Job - Your task is to retype the lines between the line with "What data populates" and the line with "Decode this image", inclusive. Copy no pictures and no other lines.

## begin Dataset excerpts

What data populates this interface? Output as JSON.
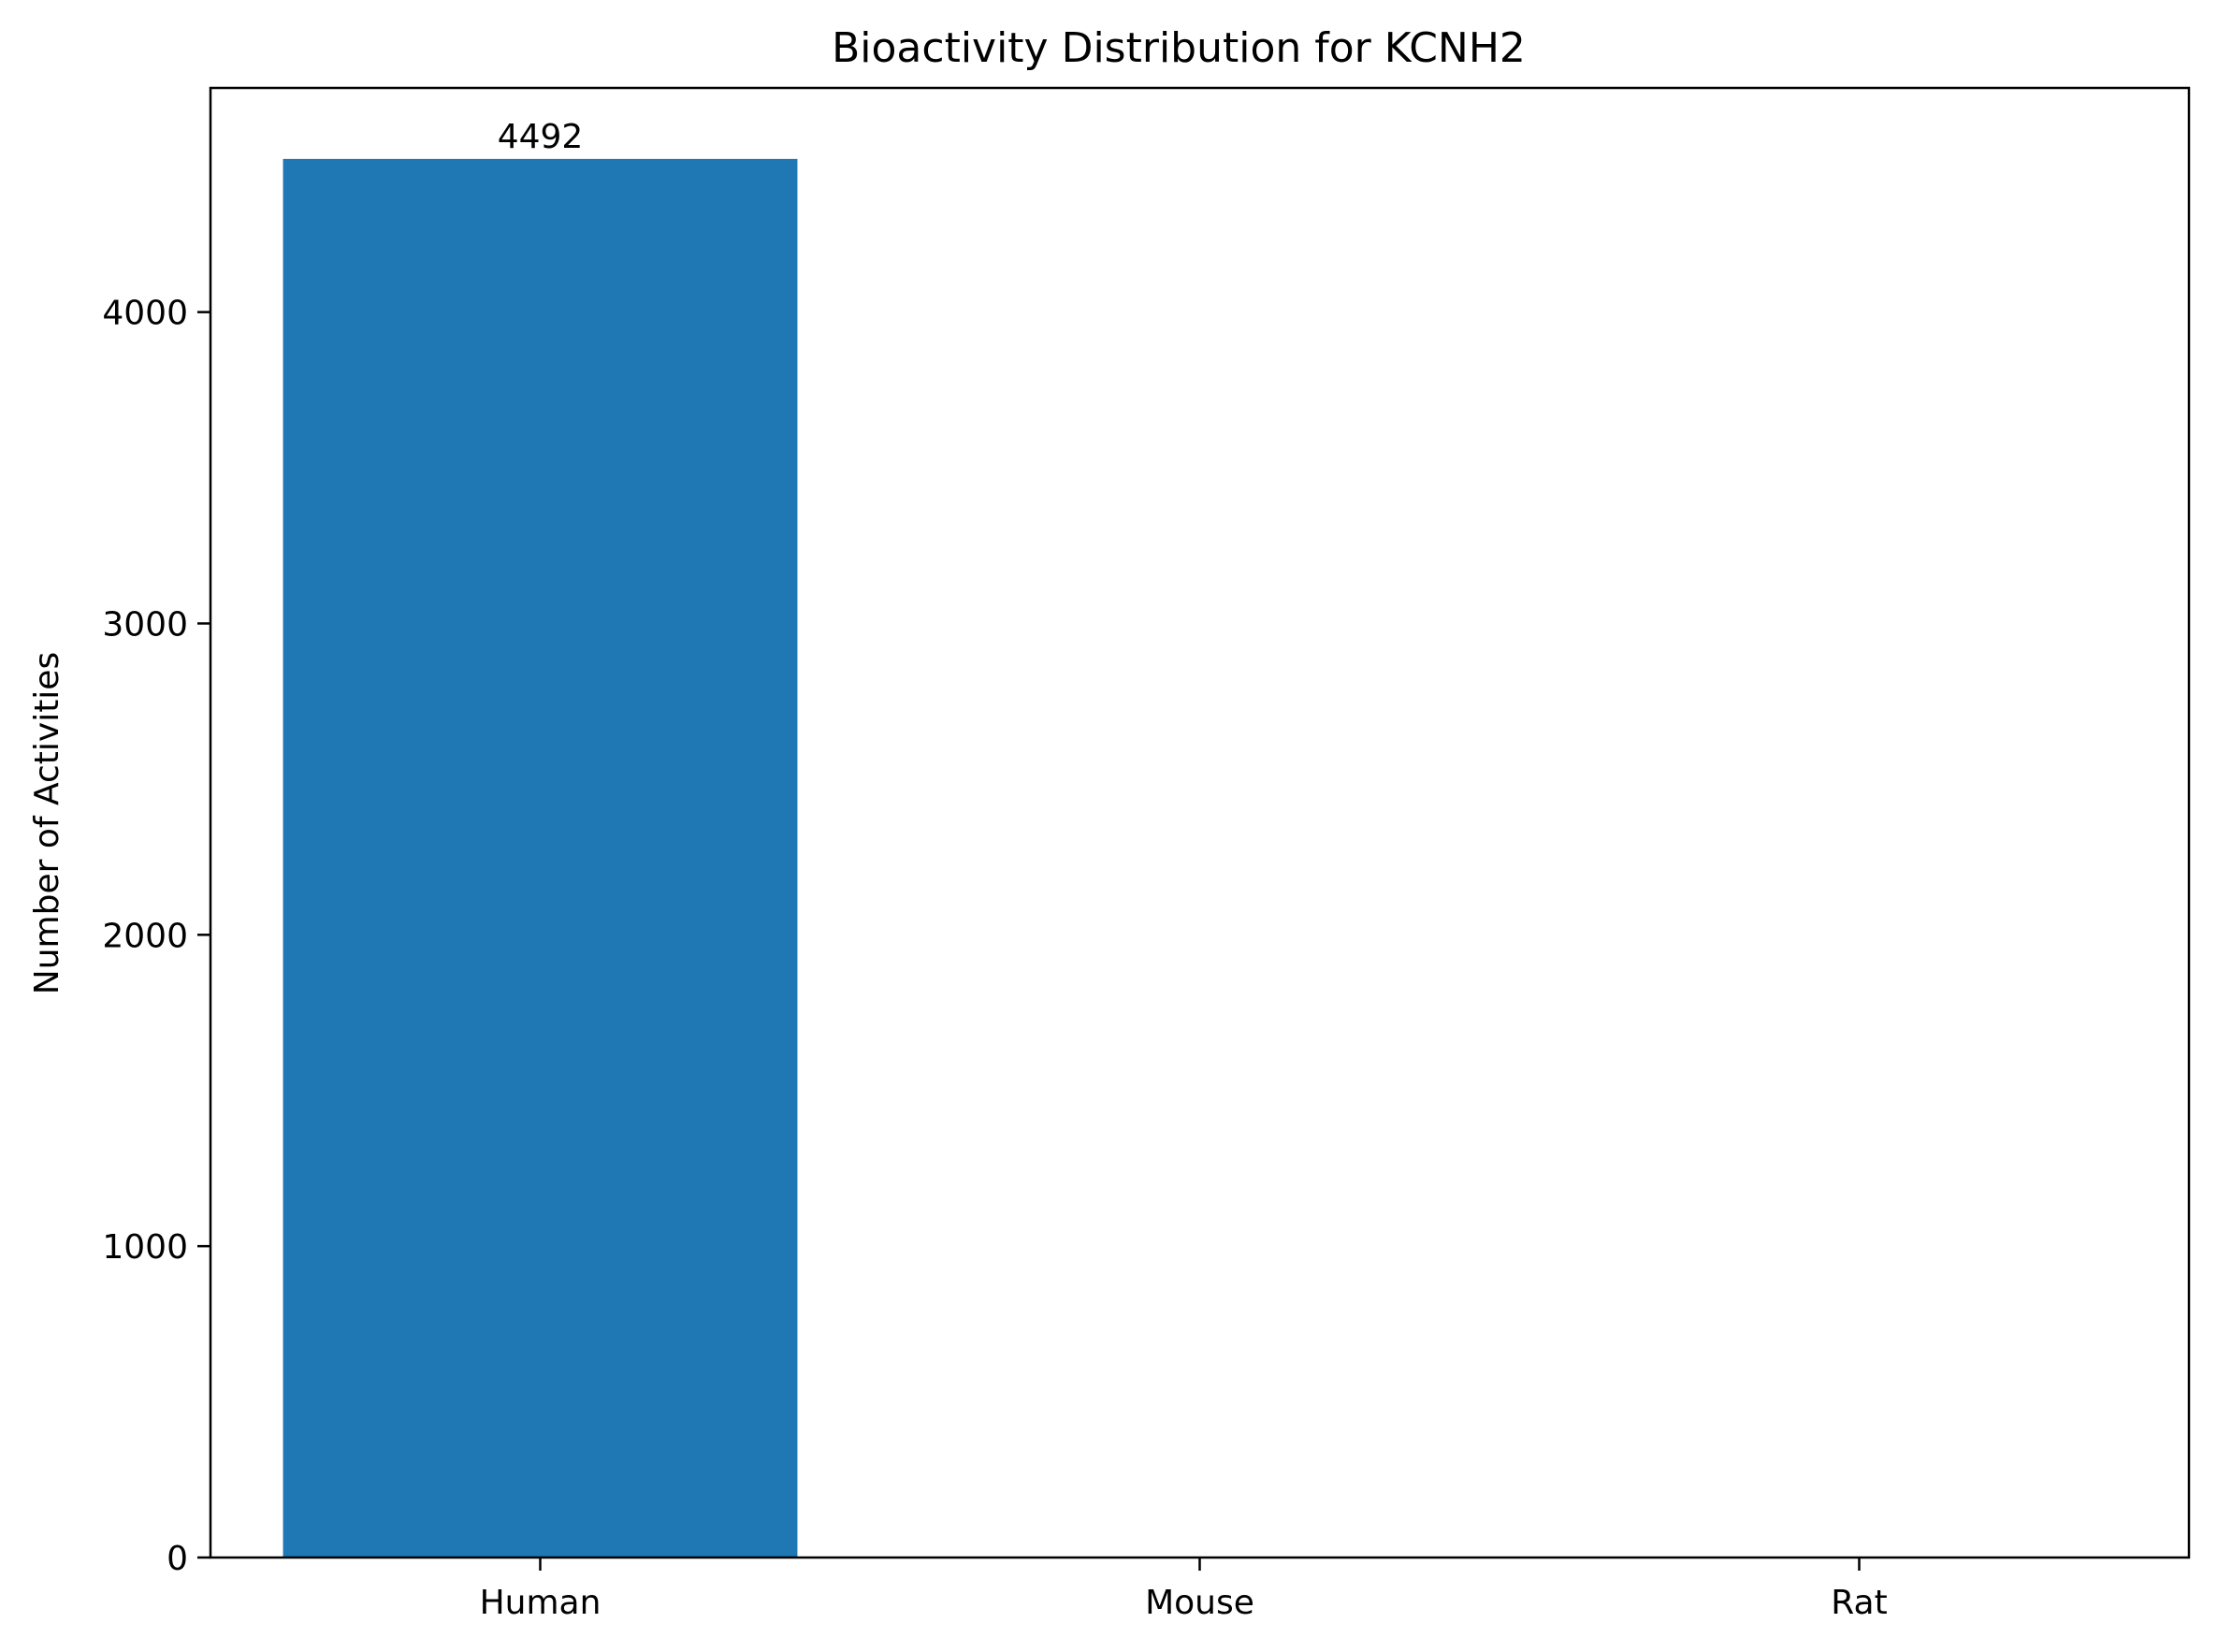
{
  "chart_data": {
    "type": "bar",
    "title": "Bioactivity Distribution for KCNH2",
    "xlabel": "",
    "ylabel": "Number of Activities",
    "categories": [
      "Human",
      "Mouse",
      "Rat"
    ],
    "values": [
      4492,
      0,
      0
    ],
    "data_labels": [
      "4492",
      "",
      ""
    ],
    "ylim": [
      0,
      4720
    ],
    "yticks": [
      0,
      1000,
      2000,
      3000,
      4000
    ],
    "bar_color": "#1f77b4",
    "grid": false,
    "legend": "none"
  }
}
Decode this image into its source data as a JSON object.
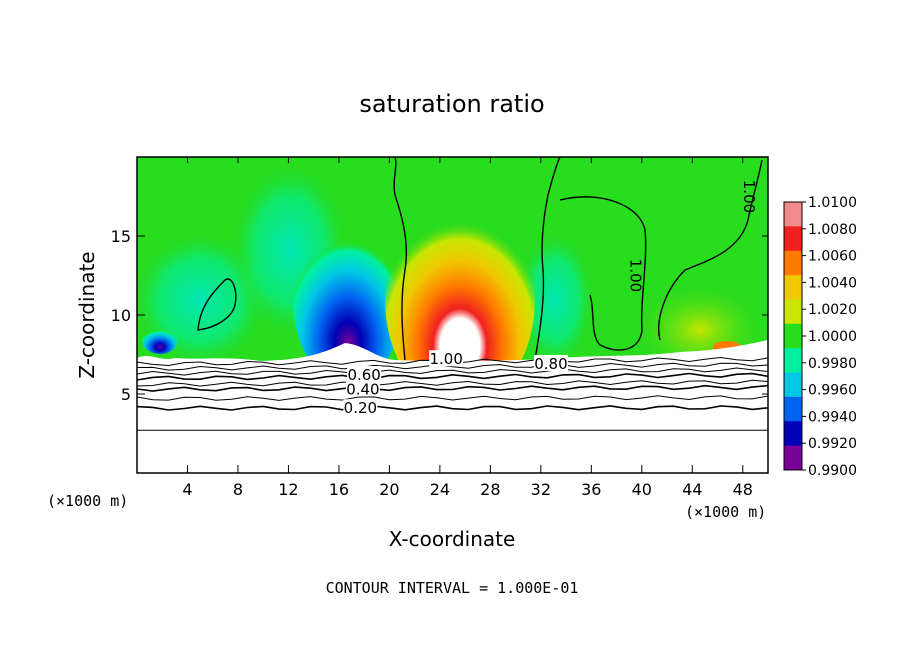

## end Dataset excerpts
## begin Dataset excerpts

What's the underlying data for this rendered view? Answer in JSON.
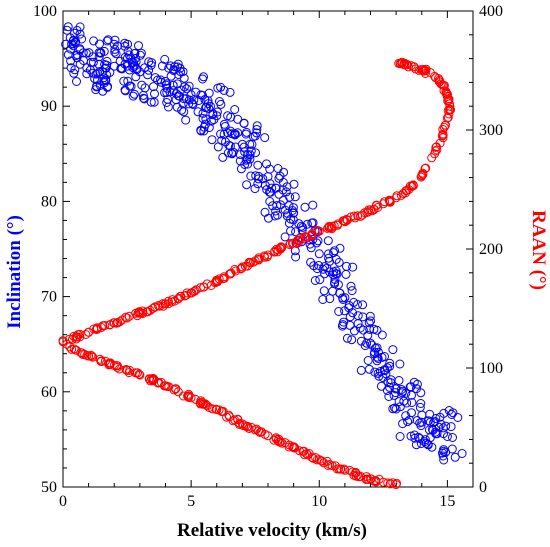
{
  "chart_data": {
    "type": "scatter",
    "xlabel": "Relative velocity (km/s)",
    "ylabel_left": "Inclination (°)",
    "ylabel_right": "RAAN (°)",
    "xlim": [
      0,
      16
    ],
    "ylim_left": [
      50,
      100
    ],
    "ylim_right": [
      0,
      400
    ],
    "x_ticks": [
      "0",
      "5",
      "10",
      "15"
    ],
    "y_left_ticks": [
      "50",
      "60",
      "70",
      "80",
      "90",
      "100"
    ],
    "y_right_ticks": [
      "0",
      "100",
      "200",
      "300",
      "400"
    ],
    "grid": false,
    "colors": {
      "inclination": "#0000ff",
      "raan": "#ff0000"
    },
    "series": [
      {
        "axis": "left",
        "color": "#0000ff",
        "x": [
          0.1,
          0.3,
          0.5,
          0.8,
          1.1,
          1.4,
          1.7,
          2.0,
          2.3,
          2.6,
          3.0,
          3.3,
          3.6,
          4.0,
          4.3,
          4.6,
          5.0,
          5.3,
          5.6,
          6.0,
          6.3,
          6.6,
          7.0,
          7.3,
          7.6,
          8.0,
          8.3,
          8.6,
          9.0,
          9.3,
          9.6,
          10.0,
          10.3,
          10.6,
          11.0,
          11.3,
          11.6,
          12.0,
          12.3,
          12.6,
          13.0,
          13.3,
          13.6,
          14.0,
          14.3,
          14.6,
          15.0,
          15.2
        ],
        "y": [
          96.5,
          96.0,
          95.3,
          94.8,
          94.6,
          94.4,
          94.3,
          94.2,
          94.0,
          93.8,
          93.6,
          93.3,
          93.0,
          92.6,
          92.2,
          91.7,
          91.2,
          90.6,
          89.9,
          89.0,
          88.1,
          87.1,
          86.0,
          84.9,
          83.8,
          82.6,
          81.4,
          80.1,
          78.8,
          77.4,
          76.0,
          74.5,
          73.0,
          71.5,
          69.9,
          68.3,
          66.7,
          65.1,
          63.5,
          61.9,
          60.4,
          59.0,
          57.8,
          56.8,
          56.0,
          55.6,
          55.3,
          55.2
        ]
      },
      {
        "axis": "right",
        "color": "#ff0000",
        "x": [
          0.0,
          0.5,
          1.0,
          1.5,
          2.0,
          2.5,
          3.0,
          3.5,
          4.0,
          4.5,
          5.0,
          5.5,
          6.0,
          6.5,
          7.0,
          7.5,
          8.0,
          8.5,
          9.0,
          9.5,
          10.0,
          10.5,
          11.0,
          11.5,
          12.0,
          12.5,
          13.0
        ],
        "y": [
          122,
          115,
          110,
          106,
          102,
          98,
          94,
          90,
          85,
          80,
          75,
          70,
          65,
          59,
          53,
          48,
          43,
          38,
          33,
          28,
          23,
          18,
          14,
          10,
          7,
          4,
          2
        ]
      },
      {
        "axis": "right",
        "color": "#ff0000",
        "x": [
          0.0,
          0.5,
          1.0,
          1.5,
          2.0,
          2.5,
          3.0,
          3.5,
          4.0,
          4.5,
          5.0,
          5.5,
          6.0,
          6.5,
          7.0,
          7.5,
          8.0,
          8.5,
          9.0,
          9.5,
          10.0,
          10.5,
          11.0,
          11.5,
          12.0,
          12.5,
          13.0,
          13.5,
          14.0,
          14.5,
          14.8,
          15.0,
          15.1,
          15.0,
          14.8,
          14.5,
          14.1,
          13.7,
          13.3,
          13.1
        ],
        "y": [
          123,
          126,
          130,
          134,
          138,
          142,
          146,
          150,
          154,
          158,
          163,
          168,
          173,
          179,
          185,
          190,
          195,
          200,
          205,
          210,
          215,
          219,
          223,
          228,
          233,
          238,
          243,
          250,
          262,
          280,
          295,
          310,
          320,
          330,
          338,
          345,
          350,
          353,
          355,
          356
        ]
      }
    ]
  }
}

## end Dataset excerpts

Result for this task -
What data populates this interface? Output as JSON.
{
  "chart_data": {
    "type": "bar",
    "title": "Bioactivity Distribution for KCNH2",
    "xlabel": "",
    "ylabel": "Number of Activities",
    "categories": [
      "Human",
      "Mouse",
      "Rat"
    ],
    "values": [
      4492,
      0,
      0
    ],
    "data_labels": [
      "4492",
      "",
      ""
    ],
    "ylim": [
      0,
      4720
    ],
    "yticks": [
      0,
      1000,
      2000,
      3000,
      4000
    ],
    "bar_color": "#1f77b4",
    "grid": false,
    "legend": "none"
  }
}
Decode this image into its source data as a JSON object.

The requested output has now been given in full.